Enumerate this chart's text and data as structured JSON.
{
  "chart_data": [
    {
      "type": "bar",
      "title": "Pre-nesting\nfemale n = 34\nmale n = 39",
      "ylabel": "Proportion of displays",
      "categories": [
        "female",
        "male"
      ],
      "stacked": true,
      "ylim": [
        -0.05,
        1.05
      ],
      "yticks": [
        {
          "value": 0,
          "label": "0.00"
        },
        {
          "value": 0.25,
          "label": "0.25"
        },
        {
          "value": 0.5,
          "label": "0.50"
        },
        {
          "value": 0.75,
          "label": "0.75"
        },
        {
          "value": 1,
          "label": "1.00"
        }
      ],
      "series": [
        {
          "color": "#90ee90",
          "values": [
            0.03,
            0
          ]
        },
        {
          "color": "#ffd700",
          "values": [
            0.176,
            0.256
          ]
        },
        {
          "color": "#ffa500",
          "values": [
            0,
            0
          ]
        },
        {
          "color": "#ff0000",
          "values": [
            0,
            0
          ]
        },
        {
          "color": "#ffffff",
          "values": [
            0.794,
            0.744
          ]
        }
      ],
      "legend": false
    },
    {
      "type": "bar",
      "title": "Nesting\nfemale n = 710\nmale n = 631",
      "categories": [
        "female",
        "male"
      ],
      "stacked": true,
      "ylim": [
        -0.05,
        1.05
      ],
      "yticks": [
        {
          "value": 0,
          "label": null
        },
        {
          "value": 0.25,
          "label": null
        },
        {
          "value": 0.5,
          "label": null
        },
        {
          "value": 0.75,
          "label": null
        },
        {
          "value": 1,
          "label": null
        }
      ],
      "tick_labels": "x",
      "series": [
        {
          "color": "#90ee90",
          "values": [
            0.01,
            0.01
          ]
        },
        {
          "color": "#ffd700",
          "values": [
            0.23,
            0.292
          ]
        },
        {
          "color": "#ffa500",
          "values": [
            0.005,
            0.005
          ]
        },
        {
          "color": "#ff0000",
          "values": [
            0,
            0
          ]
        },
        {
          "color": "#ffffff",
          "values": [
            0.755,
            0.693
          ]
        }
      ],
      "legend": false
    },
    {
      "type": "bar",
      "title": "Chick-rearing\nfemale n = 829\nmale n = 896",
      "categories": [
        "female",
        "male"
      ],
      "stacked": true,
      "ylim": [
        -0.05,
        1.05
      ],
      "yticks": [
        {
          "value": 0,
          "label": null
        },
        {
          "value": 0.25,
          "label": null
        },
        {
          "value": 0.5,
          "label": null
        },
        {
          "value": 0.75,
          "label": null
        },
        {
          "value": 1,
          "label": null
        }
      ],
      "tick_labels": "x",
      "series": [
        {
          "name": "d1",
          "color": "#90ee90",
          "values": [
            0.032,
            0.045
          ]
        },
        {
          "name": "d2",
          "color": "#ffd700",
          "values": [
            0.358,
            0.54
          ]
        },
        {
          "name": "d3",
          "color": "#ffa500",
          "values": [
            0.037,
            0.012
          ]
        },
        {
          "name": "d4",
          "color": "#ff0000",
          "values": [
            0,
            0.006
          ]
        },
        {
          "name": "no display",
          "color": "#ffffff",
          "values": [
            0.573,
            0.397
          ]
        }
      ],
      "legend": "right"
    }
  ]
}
..........
— SET TASK —
Every record above should be copied exactly.

— SOLVED PROBLEM —
Enumerate this chart's text and data as structured JSON.
{
  "chart_data": [
    {
      "type": "bar",
      "title": "Pre-nesting\nfemale n = 34\nmale n = 39",
      "ylabel": "Proportion of displays",
      "categories": [
        "female",
        "male"
      ],
      "stacked": true,
      "ylim": [
        -0.05,
        1.05
      ],
      "yticks": [
        {
          "value": 0,
          "label": "0.00"
        },
        {
          "value": 0.25,
          "label": "0.25"
        },
        {
          "value": 0.5,
          "label": "0.50"
        },
        {
          "value": 0.75,
          "label": "0.75"
        },
        {
          "value": 1,
          "label": "1.00"
        }
      ],
      "series": [
        {
          "color": "#90ee90",
          "values": [
            0.03,
            0
          ]
        },
        {
          "color": "#ffd700",
          "values": [
            0.176,
            0.256
          ]
        },
        {
          "color": "#ffa500",
          "values": [
            0,
            0
          ]
        },
        {
          "color": "#ff0000",
          "values": [
            0,
            0
          ]
        },
        {
          "color": "#ffffff",
          "values": [
            0.794,
            0.744
          ]
        }
      ],
      "legend": false
    },
    {
      "type": "bar",
      "title": "Nesting\nfemale n = 710\nmale n = 631",
      "categories": [
        "female",
        "male"
      ],
      "stacked": true,
      "ylim": [
        -0.05,
        1.05
      ],
      "yticks": [
        {
          "value": 0,
          "label": null
        },
        {
          "value": 0.25,
          "label": null
        },
        {
          "value": 0.5,
          "label": null
        },
        {
          "value": 0.75,
          "label": null
        },
        {
          "value": 1,
          "label": null
        }
      ],
      "tick_labels": "x",
      "series": [
        {
          "color": "#90ee90",
          "values": [
            0.01,
            0.01
          ]
        },
        {
          "color": "#ffd700",
          "values": [
            0.23,
            0.292
          ]
        },
        {
          "color": "#ffa500",
          "values": [
            0.005,
            0.005
          ]
        },
        {
          "color": "#ff0000",
          "values": [
            0,
            0
          ]
        },
        {
          "color": "#ffffff",
          "values": [
            0.755,
            0.693
          ]
        }
      ],
      "legend": false
    },
    {
      "type": "bar",
      "title": "Chick-rearing\nfemale n = 829\nmale n = 896",
      "categories": [
        "female",
        "male"
      ],
      "stacked": true,
      "ylim": [
        -0.05,
        1.05
      ],
      "yticks": [
        {
          "value": 0,
          "label": null
        },
        {
          "value": 0.25,
          "label": null
        },
        {
          "value": 0.5,
          "label": null
        },
        {
          "value": 0.75,
          "label": null
        },
        {
          "value": 1,
          "label": null
        }
      ],
      "tick_labels": "x",
      "series": [
        {
          "name": "d1",
          "color": "#90ee90",
          "values": [
            0.032,
            0.045
          ]
        },
        {
          "name": "d2",
          "color": "#ffd700",
          "values": [
            0.358,
            0.54
          ]
        },
        {
          "name": "d3",
          "color": "#ffa500",
          "values": [
            0.037,
            0.012
          ]
        },
        {
          "name": "d4",
          "color": "#ff0000",
          "values": [
            0,
            0.006
          ]
        },
        {
          "name": "no display",
          "color": "#ffffff",
          "values": [
            0.573,
            0.397
          ]
        }
      ],
      "legend": "right"
    }
  ]
}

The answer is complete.